== Testo selezionato ==
Dal canto suo, Trump ha scritto su Twitter che deciderà se aderire o meno all’intesa di Parigi, la prossima settimana.
All’orizzonte, c’è chi teme inoltre un’escalation delle tensioni commerciali – e magari anche di una guerra valutaria – tra la Germania e gli Usa, con ripercussioni su tutti i paesi membri dell’Ue (in particolare dell’Eurozona).
Tra l’altro, qualche ora prima del via ufficiale ai lavori del G7 di Taormina, Der Spiegel riportava come Trump si fosse sfogato contro il surplus tedesco.
In un incontro con Jean-Claude Juncker e Donald Tusk, rispettivamente presidente della Commissione Ue e numero uno del Consiglio europeo, avrebbe minacciato:
“Guardate quanti milioni di macchine (la Germania) vende negli Stati Uniti. E’ qualcosa di orribile. E noi lo fermeremo”.
Che poi lo stesso Gary Cohn, consulente economico della Casa Bianca, abbia cercato di sdrammatizzare, è un dettaglio che non smorza i timori di una guerra commerciale che gli Usa di Trump potrebbero decidere di combattere in qualsiasi momento. Questo, anche se Trump si è unito a Taormina agli altri membri del G7 nella condanna al protezionismo.

== Record forniti ==
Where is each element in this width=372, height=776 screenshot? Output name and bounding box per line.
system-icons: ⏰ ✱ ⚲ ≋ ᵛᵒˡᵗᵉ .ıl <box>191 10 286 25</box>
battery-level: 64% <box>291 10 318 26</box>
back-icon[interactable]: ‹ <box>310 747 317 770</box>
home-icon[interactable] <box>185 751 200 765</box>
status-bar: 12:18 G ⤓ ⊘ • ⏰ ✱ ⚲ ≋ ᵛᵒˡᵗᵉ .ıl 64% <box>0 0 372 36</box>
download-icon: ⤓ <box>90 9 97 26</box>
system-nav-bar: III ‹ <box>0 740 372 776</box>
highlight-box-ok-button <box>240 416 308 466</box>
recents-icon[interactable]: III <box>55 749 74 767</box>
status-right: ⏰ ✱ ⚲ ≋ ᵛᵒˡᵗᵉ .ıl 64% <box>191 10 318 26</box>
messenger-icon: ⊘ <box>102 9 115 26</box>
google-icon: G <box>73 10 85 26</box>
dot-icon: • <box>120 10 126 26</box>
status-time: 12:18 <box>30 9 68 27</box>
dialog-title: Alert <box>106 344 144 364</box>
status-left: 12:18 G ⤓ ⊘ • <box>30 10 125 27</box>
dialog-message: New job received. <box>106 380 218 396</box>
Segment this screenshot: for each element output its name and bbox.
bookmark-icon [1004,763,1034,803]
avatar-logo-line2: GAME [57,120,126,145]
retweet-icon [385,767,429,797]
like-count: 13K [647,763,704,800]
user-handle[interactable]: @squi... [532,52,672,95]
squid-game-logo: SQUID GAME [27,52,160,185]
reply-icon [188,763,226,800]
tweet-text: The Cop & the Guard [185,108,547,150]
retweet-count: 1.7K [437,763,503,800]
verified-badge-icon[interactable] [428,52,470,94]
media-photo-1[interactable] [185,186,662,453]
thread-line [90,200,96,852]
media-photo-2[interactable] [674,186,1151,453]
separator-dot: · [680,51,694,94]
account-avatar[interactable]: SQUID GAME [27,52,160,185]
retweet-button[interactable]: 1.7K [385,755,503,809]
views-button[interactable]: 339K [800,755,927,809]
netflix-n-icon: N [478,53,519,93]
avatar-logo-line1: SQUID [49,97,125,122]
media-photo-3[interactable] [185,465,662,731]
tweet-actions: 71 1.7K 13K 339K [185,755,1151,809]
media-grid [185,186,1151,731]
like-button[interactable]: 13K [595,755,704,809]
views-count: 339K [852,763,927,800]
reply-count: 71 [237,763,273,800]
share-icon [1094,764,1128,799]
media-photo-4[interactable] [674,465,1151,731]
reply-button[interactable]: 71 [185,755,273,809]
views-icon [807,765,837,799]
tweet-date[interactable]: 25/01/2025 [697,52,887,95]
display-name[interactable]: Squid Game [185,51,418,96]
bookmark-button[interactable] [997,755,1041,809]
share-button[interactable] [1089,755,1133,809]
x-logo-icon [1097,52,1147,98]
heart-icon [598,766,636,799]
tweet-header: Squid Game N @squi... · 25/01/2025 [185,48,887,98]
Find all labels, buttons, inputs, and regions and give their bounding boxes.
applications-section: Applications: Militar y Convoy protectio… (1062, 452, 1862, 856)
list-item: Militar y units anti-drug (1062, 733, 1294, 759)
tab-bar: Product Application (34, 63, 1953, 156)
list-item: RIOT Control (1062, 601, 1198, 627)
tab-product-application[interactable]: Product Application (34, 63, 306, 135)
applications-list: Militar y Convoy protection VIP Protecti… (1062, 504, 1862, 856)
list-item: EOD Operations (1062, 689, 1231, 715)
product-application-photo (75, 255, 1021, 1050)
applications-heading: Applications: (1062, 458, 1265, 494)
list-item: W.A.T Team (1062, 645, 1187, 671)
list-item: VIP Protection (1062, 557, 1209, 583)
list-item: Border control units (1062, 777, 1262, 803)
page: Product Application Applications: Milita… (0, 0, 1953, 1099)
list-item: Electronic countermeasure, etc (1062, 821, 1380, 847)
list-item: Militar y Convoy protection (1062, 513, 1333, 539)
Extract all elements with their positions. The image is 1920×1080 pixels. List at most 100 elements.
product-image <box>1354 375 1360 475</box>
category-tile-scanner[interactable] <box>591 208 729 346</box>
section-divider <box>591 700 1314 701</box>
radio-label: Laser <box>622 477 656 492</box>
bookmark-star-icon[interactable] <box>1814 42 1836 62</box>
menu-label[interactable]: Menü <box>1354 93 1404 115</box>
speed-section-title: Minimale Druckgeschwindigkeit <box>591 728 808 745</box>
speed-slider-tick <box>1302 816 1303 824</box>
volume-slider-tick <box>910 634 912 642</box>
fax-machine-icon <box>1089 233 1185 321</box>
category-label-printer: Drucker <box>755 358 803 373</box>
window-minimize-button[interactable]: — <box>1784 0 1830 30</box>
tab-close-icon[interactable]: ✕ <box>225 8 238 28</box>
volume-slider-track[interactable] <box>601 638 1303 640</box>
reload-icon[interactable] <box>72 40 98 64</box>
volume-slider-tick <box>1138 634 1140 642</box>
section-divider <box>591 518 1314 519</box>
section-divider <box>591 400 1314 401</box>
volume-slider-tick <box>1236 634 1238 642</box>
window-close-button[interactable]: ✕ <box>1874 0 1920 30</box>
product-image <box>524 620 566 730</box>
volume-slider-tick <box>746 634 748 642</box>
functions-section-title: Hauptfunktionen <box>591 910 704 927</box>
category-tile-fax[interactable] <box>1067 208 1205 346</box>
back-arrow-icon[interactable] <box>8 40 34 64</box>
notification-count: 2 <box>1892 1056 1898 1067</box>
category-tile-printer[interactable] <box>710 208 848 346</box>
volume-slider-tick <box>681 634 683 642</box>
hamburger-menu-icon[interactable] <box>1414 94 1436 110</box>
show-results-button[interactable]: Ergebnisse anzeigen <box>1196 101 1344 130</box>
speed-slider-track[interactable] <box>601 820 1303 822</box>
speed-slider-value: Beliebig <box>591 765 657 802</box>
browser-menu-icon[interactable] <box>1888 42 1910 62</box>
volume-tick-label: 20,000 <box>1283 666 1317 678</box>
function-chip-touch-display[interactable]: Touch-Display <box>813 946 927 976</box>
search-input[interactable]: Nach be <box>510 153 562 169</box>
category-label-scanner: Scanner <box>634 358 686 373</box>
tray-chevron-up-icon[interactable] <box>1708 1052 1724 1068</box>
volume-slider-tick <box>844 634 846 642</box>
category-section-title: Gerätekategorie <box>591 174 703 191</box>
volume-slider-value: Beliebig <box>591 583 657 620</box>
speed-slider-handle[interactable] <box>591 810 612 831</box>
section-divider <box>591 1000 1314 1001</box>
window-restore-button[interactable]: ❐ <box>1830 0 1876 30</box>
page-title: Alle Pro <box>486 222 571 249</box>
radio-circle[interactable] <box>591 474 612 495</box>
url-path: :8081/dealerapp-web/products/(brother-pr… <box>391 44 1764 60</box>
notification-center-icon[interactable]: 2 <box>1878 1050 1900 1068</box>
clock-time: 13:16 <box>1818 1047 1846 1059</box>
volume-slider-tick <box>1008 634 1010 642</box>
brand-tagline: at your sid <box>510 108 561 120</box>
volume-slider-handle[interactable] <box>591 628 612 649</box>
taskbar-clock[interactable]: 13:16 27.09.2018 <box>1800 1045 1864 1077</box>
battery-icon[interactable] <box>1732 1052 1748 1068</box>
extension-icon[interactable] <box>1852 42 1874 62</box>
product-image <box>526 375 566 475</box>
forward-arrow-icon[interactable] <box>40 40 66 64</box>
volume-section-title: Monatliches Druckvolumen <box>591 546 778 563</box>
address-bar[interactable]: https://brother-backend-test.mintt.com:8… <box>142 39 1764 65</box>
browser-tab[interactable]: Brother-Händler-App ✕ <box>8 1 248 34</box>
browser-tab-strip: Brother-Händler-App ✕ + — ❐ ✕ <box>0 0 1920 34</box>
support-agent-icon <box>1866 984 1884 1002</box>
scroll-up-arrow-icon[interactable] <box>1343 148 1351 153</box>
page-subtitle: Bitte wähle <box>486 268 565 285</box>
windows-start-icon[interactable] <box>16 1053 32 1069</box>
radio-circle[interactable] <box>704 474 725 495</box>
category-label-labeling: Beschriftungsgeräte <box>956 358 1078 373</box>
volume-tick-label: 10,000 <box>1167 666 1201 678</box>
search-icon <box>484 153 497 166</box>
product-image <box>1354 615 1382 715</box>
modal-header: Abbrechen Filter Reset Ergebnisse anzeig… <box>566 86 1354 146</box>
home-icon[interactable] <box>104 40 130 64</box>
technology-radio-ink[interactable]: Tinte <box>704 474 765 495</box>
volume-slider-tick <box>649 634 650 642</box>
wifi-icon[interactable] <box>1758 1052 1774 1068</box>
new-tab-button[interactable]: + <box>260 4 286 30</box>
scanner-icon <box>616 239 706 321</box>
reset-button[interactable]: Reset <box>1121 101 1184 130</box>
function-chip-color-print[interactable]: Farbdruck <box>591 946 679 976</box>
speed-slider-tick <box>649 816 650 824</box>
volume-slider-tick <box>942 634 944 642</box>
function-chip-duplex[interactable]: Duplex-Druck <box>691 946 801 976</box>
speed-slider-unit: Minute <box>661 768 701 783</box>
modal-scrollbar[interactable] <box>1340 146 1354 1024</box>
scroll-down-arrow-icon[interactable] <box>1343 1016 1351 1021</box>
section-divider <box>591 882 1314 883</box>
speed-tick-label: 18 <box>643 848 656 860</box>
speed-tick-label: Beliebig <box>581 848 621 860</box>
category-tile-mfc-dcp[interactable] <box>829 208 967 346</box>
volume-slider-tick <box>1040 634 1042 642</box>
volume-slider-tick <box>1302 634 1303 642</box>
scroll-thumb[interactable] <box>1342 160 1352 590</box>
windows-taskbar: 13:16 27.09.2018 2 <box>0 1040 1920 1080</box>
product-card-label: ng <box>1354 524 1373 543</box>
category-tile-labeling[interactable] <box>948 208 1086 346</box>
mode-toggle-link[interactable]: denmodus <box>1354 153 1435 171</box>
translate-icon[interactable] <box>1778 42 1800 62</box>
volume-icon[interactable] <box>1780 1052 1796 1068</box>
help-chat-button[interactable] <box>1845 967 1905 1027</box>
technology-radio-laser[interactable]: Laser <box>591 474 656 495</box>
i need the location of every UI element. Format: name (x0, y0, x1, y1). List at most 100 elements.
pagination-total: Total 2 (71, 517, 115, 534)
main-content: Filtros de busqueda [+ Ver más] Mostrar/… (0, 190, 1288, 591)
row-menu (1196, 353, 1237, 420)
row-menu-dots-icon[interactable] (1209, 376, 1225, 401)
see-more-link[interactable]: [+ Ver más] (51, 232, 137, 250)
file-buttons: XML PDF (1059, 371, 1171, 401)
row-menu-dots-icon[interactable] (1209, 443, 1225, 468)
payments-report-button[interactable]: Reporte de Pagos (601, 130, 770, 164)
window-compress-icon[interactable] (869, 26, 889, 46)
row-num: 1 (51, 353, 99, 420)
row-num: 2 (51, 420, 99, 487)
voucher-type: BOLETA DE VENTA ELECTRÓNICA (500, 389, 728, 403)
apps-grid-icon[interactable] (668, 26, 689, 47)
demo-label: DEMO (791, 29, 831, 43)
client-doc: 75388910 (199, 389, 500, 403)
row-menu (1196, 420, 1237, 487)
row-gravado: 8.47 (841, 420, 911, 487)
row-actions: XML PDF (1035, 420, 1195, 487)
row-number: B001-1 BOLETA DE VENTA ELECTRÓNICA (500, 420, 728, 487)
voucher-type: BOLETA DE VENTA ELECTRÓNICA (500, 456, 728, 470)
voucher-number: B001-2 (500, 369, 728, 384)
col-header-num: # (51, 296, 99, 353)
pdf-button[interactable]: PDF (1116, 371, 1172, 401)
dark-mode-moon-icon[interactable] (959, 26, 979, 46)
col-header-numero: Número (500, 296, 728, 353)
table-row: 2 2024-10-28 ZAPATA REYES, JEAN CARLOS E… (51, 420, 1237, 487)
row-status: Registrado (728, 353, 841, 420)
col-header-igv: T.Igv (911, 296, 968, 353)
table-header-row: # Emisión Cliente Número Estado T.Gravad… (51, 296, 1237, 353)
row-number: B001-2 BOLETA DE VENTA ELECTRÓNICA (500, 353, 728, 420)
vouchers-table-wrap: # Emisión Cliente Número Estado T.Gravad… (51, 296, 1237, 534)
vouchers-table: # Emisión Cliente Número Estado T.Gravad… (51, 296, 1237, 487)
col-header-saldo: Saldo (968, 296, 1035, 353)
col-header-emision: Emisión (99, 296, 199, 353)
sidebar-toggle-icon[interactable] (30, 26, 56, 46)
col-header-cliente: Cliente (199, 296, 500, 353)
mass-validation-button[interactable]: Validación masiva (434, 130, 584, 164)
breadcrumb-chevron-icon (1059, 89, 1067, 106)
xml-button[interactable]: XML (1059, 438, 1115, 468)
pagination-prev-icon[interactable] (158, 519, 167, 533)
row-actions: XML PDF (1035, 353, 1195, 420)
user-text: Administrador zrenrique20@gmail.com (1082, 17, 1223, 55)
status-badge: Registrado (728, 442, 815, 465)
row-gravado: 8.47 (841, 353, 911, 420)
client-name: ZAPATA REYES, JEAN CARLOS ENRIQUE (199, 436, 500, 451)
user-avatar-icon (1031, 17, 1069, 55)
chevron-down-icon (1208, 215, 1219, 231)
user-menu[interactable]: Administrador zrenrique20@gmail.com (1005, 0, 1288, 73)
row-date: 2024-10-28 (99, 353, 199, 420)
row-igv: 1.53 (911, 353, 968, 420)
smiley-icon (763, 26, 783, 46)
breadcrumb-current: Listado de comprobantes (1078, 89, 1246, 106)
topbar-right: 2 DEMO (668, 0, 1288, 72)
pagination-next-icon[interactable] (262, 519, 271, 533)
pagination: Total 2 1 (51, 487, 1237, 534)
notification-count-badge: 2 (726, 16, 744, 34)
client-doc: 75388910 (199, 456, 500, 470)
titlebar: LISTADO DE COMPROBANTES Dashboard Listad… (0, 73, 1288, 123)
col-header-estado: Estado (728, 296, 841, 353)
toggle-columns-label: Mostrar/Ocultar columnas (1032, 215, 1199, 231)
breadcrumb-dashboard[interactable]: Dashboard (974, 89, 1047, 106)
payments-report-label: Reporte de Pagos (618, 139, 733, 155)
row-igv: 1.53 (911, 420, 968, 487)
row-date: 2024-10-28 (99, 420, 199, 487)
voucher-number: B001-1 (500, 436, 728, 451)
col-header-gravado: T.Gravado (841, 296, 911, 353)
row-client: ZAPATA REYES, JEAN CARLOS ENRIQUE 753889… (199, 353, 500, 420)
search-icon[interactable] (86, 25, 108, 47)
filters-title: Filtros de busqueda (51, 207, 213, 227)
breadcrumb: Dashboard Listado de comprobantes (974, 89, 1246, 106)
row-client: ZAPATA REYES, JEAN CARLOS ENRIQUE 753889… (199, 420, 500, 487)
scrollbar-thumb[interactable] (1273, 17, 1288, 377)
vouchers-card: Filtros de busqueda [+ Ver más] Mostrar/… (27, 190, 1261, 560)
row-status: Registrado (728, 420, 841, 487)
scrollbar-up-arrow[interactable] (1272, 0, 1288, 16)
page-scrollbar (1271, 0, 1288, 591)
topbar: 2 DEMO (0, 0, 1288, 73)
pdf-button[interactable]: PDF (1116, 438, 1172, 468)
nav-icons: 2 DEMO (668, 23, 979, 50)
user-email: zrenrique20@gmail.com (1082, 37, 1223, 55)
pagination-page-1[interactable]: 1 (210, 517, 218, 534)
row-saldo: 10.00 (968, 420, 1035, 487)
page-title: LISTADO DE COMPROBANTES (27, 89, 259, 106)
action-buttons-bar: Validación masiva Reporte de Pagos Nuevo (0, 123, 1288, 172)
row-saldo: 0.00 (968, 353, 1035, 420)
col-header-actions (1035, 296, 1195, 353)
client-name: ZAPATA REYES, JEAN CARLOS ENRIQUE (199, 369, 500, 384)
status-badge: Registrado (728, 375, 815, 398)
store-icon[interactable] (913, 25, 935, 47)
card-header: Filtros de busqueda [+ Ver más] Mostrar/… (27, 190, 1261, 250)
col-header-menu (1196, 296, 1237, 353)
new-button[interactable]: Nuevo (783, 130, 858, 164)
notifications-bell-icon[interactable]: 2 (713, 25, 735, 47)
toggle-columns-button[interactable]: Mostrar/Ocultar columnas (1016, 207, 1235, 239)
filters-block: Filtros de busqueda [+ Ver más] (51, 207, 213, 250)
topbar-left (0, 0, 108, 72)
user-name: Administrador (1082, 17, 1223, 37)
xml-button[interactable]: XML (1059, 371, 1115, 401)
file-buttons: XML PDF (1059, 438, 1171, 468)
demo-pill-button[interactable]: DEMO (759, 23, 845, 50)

== Descrizione del compito ==
Che ruolo ricopre Gary Cohn secondo il testo selezionato? I record non hanno alcun legame con il testo selezionato.

== Esercizio svolto ==
È consulente economico della Casa Bianca.